Document excerpt:

The words of the wicked lie in wait for blood,
but the speech of the upright rescues them.
The intent of the wicked is to harm. Out of anger they may try to ruin another’s reputation, perhaps to coax the other to anger and sin. That is what Jesus’ enemies tried to do with their questions and slander. The wicked use words to draw blood. Sometimes, though, the wicked are acting merely out of their own desire for advancement. You happen to be a competitor for promotion, to get a sale, to earn the academic award, to buy the house. The wicked will lie, cheat, do whatever to get the advantage, not concerned about the blood that is drawn from you.
How, then, do you respond? Play by the same rules so that you are on the same playing field? Use the eye-for-an-eye principle? The best course of action is to speak and act righteously; not self-righteously with arrogance, but in biblical righteousness in which you speak and act in the spirit of Christ. You are called of God to live as a citizen of his kingdom, following the standard Jesus lay forth in his teachings and lived out for us as an example. Your true words spoken in love and in integrity will time and again deliver you.
But more to the point is that God hears the prayers of the upright who cry out to him. He is your deliverer. Put your trust in him to meet your daily needs and protect you. His guarantee is that he will always do what is good for you and allows you to glorify him. The mouth of the upright delivers them for they put their confidence, not in man, but in God.

Material shown:

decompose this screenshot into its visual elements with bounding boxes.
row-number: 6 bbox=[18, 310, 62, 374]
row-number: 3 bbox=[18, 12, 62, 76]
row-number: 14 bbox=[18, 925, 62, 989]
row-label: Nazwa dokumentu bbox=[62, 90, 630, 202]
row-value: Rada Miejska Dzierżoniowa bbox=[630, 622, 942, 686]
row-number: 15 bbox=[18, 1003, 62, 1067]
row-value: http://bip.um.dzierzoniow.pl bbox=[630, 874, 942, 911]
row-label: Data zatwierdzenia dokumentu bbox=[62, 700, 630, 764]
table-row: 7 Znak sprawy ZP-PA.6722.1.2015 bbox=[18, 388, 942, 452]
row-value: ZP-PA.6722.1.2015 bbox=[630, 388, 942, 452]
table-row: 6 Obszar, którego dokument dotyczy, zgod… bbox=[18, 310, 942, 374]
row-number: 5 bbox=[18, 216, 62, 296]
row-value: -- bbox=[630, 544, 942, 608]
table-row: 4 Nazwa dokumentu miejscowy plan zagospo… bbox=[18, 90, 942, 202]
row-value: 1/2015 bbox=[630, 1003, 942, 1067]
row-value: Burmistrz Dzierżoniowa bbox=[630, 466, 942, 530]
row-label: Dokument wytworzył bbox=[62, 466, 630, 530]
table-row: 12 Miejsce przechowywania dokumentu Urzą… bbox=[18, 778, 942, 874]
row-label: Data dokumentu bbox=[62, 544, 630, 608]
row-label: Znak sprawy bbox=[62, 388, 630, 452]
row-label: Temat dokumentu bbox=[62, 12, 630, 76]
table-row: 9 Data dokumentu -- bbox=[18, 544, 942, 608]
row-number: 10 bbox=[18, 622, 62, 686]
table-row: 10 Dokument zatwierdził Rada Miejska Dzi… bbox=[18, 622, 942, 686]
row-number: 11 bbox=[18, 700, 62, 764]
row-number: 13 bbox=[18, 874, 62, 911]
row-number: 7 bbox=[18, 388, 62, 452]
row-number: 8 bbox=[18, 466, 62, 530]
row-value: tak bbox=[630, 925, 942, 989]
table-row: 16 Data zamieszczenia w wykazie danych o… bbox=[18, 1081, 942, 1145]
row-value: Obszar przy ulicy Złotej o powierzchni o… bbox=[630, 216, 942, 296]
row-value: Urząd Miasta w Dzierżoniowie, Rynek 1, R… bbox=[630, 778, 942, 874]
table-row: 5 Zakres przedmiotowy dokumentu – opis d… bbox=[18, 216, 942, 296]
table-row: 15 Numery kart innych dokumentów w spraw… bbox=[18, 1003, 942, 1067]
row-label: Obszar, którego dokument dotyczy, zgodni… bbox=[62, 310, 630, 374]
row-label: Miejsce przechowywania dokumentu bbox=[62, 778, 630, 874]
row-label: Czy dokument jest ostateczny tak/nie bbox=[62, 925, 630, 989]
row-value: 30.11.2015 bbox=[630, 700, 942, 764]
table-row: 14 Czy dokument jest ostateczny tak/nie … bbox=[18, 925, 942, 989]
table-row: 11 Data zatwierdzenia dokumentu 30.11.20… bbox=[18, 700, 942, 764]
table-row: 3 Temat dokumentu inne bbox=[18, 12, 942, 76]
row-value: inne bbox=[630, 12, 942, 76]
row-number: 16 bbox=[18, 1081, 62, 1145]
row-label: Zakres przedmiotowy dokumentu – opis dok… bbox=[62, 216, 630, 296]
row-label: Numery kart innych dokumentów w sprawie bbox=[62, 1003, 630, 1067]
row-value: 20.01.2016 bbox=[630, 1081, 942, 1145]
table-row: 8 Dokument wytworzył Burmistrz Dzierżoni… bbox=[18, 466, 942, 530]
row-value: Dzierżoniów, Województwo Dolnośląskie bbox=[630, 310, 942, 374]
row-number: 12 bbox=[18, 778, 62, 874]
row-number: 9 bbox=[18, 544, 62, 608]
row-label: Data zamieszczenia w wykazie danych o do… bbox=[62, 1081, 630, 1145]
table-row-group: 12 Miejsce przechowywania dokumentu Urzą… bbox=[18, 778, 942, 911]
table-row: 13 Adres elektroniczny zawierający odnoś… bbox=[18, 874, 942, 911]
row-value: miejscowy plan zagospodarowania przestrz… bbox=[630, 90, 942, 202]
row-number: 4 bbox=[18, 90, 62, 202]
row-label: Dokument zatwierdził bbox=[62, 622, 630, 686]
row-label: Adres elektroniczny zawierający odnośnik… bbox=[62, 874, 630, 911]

Tasks for this exercise:
(a) Say whether each statement agrees with the passage on the speech of the upright, answering yes or no and quoting the words of the passage that decide it: (i) the wicked sometimes act only out of a wish to get ahead; (ii) the passage recommends the eye-for-an-eye principle as the best response; (iii) the upright put their confidence in man.
(b) Print the part of the passage on the speech of the upright from "The intent of" up to and including "drawn from you.".
The records have nothing to do with the tasks.

Answer section:
(a)
(i) Yes: "Sometimes, though, the wicked are acting merely out of their own desire for advancement."
(ii) No: "The best course of action is to speak and act righteously"
(iii) No: "they put their confidence, not in man, but in God."

(b)
The intent of the wicked is to harm. Out of anger they may try to ruin another’s reputation, perhaps to coax the other to anger and sin. That is what Jesus’ enemies tried to do with their questions and slander. The wicked use words to draw blood. Sometimes, though, the wicked are acting merely out of their own desire for advancement. You happen to be a competitor for promotion, to get a sale, to earn the academic award, to buy the house. The wicked will lie, cheat, do whatever to get the advantage, not concerned about the blood that is drawn from you.